> [WHAT THIS TASK INVOLVES]
Each line below that holds the word "matplotlib" counts once. Say how many such lines there are, and no more.

*** Opening of THE DATA ***

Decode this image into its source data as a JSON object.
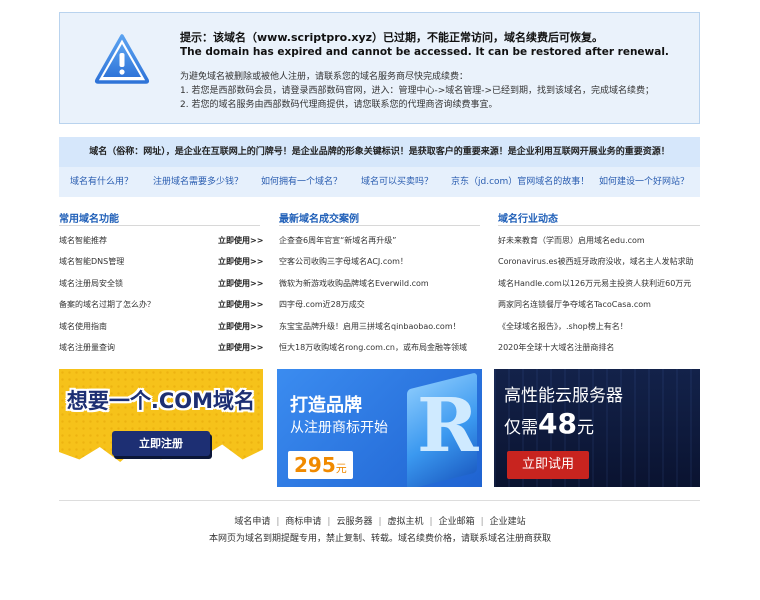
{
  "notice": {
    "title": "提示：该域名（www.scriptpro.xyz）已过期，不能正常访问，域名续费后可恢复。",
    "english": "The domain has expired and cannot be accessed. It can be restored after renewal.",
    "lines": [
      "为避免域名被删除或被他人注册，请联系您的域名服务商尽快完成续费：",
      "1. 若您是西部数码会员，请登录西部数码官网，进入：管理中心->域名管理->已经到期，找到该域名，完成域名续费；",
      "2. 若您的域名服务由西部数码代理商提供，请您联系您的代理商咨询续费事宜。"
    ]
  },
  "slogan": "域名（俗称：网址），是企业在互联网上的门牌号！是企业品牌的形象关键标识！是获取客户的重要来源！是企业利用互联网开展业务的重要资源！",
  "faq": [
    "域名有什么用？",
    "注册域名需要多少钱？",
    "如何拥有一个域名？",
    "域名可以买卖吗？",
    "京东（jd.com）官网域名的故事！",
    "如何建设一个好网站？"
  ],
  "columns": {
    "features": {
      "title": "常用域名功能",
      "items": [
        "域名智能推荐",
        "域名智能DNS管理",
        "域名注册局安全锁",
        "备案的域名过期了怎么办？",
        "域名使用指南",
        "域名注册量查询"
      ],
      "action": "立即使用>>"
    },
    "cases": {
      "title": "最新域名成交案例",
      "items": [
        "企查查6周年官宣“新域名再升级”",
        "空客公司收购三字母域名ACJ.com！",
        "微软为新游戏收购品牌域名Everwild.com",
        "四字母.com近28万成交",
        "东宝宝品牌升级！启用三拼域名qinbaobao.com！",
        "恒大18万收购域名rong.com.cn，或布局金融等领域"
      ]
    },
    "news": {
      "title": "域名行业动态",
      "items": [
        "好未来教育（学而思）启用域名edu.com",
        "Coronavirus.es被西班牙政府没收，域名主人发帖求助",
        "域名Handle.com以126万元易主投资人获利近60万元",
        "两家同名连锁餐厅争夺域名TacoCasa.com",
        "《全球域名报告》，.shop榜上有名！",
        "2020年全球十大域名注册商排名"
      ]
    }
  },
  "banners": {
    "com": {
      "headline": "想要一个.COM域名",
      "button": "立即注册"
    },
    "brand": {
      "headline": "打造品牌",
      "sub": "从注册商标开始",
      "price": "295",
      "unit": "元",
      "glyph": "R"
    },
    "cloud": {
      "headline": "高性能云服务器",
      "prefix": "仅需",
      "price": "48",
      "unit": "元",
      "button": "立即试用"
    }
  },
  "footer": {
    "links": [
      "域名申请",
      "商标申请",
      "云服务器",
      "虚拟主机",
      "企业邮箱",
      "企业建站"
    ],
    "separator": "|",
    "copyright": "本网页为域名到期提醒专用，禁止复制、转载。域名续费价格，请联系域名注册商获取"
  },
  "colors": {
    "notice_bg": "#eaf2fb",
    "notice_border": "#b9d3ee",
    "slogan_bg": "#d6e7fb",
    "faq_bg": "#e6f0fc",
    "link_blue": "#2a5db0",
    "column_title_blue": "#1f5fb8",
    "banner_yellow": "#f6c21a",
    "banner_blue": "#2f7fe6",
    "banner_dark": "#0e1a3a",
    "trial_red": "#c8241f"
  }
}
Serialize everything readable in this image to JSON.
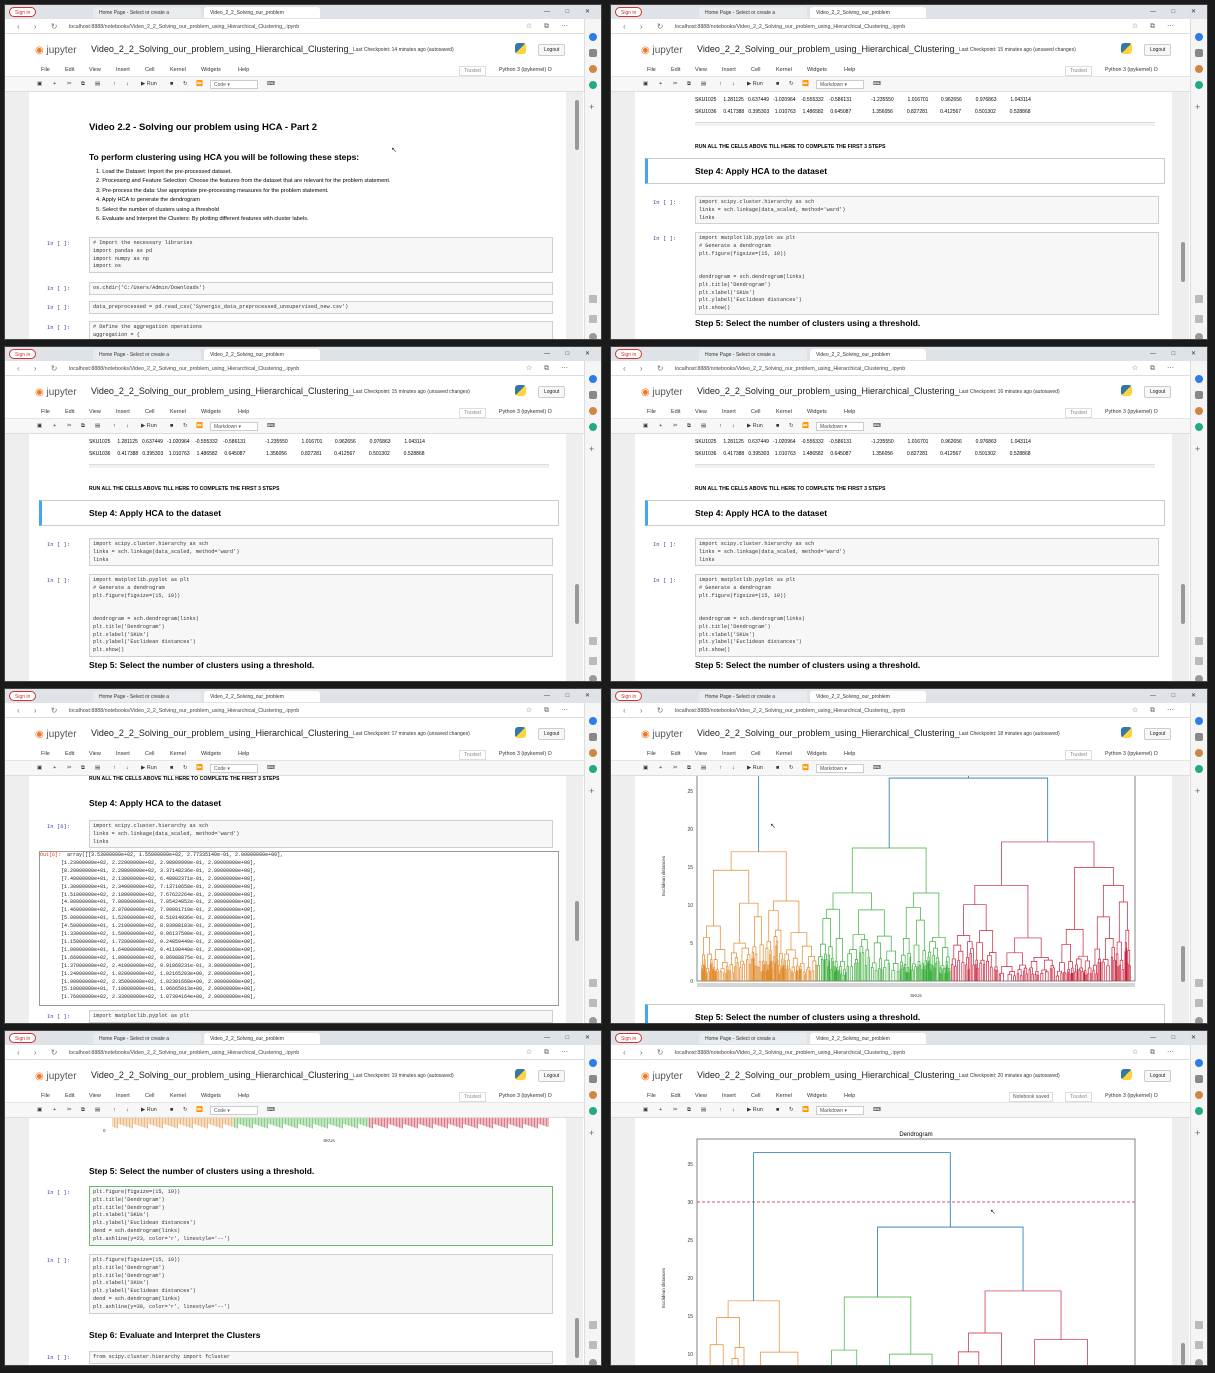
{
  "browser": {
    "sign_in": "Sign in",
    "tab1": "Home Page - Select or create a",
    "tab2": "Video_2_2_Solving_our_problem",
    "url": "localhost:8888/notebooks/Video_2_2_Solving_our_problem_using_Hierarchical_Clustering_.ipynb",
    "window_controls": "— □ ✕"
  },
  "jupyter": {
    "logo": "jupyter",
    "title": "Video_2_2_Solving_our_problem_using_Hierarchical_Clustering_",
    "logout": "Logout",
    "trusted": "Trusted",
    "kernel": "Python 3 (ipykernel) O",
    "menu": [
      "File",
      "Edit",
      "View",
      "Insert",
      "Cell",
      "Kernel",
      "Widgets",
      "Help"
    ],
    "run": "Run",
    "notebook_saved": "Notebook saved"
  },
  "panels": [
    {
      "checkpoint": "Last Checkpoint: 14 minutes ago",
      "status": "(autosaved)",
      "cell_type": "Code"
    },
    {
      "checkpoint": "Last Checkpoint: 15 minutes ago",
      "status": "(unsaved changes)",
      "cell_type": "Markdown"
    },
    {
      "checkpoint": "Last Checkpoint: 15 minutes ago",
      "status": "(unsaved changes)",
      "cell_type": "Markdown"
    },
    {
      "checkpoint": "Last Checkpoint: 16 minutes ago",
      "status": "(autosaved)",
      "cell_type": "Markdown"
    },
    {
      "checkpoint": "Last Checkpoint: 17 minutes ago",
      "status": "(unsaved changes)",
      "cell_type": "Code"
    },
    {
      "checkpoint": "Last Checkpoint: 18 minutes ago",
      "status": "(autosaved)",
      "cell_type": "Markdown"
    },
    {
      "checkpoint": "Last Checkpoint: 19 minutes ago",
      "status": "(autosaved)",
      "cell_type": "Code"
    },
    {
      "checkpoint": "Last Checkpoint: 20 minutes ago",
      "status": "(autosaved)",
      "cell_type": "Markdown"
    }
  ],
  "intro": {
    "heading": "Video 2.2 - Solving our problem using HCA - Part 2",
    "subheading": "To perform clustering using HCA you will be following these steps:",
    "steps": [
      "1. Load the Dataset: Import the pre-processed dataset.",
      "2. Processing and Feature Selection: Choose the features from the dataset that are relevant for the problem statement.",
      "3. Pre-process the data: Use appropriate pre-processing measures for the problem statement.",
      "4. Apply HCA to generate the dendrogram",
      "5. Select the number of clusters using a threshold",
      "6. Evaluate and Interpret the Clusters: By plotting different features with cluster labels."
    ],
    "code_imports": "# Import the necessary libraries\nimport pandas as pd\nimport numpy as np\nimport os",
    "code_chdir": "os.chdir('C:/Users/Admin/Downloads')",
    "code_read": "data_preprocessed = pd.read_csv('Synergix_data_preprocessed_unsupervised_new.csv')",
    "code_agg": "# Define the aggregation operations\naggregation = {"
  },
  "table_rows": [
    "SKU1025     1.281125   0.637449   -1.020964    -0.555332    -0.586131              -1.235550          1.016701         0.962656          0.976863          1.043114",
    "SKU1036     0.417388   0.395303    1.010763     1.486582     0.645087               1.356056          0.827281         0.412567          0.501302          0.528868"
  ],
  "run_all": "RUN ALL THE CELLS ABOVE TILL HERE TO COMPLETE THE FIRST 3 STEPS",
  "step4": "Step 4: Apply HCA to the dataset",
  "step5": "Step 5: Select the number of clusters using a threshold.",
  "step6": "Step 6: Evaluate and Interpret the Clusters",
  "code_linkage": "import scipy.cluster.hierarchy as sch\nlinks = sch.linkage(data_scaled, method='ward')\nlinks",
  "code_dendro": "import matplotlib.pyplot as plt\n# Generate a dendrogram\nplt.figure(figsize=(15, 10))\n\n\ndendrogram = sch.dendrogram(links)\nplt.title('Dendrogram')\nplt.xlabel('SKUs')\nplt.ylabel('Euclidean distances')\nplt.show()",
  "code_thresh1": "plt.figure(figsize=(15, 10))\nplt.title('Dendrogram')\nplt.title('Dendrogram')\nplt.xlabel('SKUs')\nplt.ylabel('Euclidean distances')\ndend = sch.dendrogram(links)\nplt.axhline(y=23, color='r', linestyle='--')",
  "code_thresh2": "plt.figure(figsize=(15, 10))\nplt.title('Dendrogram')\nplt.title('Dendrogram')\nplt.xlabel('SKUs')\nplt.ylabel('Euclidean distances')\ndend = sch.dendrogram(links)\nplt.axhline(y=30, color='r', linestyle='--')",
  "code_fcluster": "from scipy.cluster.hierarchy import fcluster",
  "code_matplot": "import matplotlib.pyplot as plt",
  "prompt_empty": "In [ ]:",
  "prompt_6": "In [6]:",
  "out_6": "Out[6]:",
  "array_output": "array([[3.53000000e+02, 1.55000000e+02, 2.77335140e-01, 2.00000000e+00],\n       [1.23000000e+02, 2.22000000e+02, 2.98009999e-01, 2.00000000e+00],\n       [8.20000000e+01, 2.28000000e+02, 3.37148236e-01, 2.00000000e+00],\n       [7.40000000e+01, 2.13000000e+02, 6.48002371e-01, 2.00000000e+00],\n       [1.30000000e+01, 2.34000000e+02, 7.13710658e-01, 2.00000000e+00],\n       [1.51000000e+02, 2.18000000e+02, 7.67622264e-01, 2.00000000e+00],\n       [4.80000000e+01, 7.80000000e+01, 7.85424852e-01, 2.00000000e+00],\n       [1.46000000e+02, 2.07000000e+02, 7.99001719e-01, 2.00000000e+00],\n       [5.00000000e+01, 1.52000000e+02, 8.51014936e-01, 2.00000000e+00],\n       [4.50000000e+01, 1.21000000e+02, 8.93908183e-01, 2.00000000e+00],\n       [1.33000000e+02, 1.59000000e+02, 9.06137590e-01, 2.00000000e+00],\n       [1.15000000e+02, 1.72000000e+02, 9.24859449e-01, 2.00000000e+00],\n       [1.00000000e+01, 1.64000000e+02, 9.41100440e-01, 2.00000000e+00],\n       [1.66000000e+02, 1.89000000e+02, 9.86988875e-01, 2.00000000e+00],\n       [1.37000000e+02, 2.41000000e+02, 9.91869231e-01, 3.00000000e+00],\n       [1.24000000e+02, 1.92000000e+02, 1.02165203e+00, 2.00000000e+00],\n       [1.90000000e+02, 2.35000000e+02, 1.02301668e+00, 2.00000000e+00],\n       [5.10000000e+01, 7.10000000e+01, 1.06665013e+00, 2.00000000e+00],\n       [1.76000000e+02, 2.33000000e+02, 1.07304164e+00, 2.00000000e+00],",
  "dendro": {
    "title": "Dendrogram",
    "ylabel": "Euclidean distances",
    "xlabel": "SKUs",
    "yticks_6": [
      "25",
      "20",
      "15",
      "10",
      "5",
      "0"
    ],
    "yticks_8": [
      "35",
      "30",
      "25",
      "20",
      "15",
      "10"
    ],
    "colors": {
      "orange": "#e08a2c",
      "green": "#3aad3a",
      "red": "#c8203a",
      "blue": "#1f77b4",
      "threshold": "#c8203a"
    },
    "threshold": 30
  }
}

*** Close of THE DATA ***

> [COMPLETED EXERCISE]
2